Output each entry exactly; skip nothing.
>>>>>
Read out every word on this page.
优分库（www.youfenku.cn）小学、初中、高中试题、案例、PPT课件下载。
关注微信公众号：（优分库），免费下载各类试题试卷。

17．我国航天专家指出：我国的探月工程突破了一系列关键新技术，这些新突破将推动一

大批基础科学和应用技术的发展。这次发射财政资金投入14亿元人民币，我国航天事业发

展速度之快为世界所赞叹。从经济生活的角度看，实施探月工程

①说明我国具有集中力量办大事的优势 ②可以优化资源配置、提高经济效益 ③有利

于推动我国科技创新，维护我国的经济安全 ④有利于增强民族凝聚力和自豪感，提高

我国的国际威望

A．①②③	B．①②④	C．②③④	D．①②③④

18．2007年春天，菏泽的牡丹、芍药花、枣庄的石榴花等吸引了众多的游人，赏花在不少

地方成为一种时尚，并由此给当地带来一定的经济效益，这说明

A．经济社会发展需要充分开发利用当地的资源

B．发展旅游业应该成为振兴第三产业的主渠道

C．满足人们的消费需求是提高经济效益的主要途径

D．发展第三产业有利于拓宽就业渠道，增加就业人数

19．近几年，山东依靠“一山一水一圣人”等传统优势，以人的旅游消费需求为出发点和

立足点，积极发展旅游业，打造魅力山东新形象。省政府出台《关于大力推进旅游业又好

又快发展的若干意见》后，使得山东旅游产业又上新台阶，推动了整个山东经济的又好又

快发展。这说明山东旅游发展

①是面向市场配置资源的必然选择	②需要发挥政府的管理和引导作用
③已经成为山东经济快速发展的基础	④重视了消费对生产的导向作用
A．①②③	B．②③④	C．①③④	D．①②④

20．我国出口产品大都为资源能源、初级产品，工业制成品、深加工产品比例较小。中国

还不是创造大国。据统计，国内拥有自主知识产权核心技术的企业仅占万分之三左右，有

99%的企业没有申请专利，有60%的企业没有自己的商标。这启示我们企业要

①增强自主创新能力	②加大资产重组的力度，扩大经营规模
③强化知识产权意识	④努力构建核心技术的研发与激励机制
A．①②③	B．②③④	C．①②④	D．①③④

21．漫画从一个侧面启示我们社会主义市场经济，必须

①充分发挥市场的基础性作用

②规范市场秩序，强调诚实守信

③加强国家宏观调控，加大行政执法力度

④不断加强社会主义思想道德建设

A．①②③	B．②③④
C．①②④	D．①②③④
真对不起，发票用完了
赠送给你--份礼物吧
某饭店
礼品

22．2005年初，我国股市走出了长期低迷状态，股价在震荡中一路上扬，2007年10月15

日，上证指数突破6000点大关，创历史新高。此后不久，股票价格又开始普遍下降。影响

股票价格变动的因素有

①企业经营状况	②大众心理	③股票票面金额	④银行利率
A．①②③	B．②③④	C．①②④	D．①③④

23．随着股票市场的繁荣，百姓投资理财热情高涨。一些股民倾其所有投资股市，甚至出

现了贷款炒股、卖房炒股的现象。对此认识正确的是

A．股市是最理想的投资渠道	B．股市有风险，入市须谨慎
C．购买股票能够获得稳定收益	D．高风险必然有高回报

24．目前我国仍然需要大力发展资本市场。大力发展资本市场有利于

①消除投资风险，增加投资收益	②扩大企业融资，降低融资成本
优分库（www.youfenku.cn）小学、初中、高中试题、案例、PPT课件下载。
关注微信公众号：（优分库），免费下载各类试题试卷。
<<<<<
WRITTEN RESPONSE:
Read out every word on this page.
优分库（www.youfenku.cn）小学、初中、高中试题、案例、PPT课件下载。
关注微信公众号：（优分库），免费下载各类试题试卷。

17．我国航天专家指出：我国的探月工程突破了一系列关键新技术，这些新突破将推动一

大批基础科学和应用技术的发展。这次发射财政资金投入14亿元人民币，我国航天事业发

展速度之快为世界所赞叹。从经济生活的角度看，实施探月工程

①说明我国具有集中力量办大事的优势 ②可以优化资源配置、提高经济效益 ③有利

于推动我国科技创新，维护我国的经济安全 ④有利于增强民族凝聚力和自豪感，提高

我国的国际威望

A．①②③	B．①②④	C．②③④	D．①②③④

18．2007年春天，菏泽的牡丹、芍药花、枣庄的石榴花等吸引了众多的游人，赏花在不少

地方成为一种时尚，并由此给当地带来一定的经济效益，这说明

A．经济社会发展需要充分开发利用当地的资源

B．发展旅游业应该成为振兴第三产业的主渠道

C．满足人们的消费需求是提高经济效益的主要途径

D．发展第三产业有利于拓宽就业渠道，增加就业人数

19．近几年，山东依靠“一山一水一圣人”等传统优势，以人的旅游消费需求为出发点和

立足点，积极发展旅游业，打造魅力山东新形象。省政府出台《关于大力推进旅游业又好

又快发展的若干意见》后，使得山东旅游产业又上新台阶，推动了整个山东经济的又好又

快发展。这说明山东旅游发展

①是面向市场配置资源的必然选择	②需要发挥政府的管理和引导作用
③已经成为山东经济快速发展的基础	④重视了消费对生产的导向作用
A．①②③	B．②③④	C．①③④	D．①②④

20．我国出口产品大都为资源能源、初级产品，工业制成品、深加工产品比例较小。中国

还不是创造大国。据统计，国内拥有自主知识产权核心技术的企业仅占万分之三左右，有

99%的企业没有申请专利，有60%的企业没有自己的商标。这启示我们企业要

①增强自主创新能力	②加大资产重组的力度，扩大经营规模
③强化知识产权意识	④努力构建核心技术的研发与激励机制
A．①②③	B．②③④	C．①②④	D．①③④

21．漫画从一个侧面启示我们社会主义市场经济，必须

①充分发挥市场的基础性作用

②规范市场秩序，强调诚实守信

③加强国家宏观调控，加大行政执法力度

④不断加强社会主义思想道德建设

A．①②③	B．②③④
C．①②④	D．①②③④
真对不起，发票用完了
赠送给你--份礼物吧
某饭店
礼品

22．2005年初，我国股市走出了长期低迷状态，股价在震荡中一路上扬，2007年10月15

日，上证指数突破6000点大关，创历史新高。此后不久，股票价格又开始普遍下降。影响

股票价格变动的因素有

①企业经营状况	②大众心理	③股票票面金额	④银行利率
A．①②③	B．②③④	C．①②④	D．①③④

23．随着股票市场的繁荣，百姓投资理财热情高涨。一些股民倾其所有投资股市，甚至出

现了贷款炒股、卖房炒股的现象。对此认识正确的是

A．股市是最理想的投资渠道	B．股市有风险，入市须谨慎
C．购买股票能够获得稳定收益	D．高风险必然有高回报

24．目前我国仍然需要大力发展资本市场。大力发展资本市场有利于

①消除投资风险，增加投资收益	②扩大企业融资，降低融资成本
优分库（www.youfenku.cn）小学、初中、高中试题、案例、PPT课件下载。
关注微信公众号：（优分库），免费下载各类试题试卷。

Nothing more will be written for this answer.